Passage given
I learned the hard way that you cannot mess this up. Or you will have a giant mound of curd on your table and many people calling you an idiot.

As the cheese sits in the cylinders, the whey drains out of the holes into the table, and the table has slanted gutters so the whey runoff collects in a bucket. The cheese companies sell the whey for various things like farming and animal feed.

Once the vat is empty of the curd, you are sitting there have a table with cylinders full of a warm giant cottage cheese leaking whey everywhere.

The next step again I would horribly mess up and get called out for.

We needed to flip the cylinders to allow the curd to drain more and settle into the cylinder mold. It’s like having a damp sand inside a mold.

You have to tuck your hand under the bottom to support the curd from falling out, and then flip it without it spilling everywhere since the top and bottom are both open.

The weight of the cheese packs itself down, and it gets stronger and begins to form a wheel after a few flips.

This is just the beginning. Once the cheese is formed, and the whey has completely drained, you have a pretty firm wheel the size of a stack of dinner plates.

You cart this to a room that feels like entering a pool house. It’s like twenty of these long two-foot wide lap pools full of a yellowish salt water brine. I’d drop the wheels in there and let them bob up and down as they soak.

After the soak is complete, they are pulled out and transported to the coolers to age.

If you don’t know how blue cheese is made, I suggest you stop reading now as this may ruin it for you.

There were 30, 60, and 90-day coolers where the wheels would be sent.

They sit in open air racks. Tons of them and just age in the cooler. Since the cheese is not completely solid from the curd being pressed together, there are little gaps in the cheese which are where the pockets of mold form in the blue cheese.

And a nice layer of smelly goodness on the outside of the cheese.

The 30-day coolers I could handle. But, the 90-day coolers smelled like a gym locker of a teenage boy who never showers.

The guys said you get used to it over time, but I couldn’t get out of the coolers fast enough once the cheese hit the racks.

After the cheese finished aging, it would get packaged in a foil and ready for shipment. I don’t remember if they dipped these in a wax as I remained more on the “get soaked from head to toe in whey” side of things.

It was laborious back breaking work. Huge vats and hundreds of wheels of cheese being produced daily.

What this task involves
Return the stretch of the blue cheese passage from "This is just" through "of dinner plates.", copied word for word. The rows have no connection to the passage about making blue cheese.

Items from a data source
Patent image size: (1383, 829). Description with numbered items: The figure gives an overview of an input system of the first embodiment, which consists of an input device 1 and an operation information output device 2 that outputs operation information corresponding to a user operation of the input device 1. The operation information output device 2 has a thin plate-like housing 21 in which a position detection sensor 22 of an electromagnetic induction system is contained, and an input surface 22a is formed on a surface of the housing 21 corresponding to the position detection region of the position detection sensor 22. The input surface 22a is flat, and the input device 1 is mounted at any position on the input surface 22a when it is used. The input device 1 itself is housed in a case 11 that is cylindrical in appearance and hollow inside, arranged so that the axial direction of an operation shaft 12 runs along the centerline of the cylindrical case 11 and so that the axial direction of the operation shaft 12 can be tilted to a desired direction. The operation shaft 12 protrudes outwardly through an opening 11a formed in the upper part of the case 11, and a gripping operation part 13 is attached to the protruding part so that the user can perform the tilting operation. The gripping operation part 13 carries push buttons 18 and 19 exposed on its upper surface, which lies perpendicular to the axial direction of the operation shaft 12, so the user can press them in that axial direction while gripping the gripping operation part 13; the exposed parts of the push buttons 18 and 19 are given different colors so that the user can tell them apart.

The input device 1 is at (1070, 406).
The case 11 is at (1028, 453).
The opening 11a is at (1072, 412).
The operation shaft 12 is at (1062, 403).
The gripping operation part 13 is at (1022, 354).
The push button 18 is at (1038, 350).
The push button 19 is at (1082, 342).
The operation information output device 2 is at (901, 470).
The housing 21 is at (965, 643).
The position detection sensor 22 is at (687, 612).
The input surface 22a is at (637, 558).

Solution
This is just the beginning. Once the cheese is formed, and the whey has completely drained, you have a pretty firm wheel the size of a stack of dinner plates.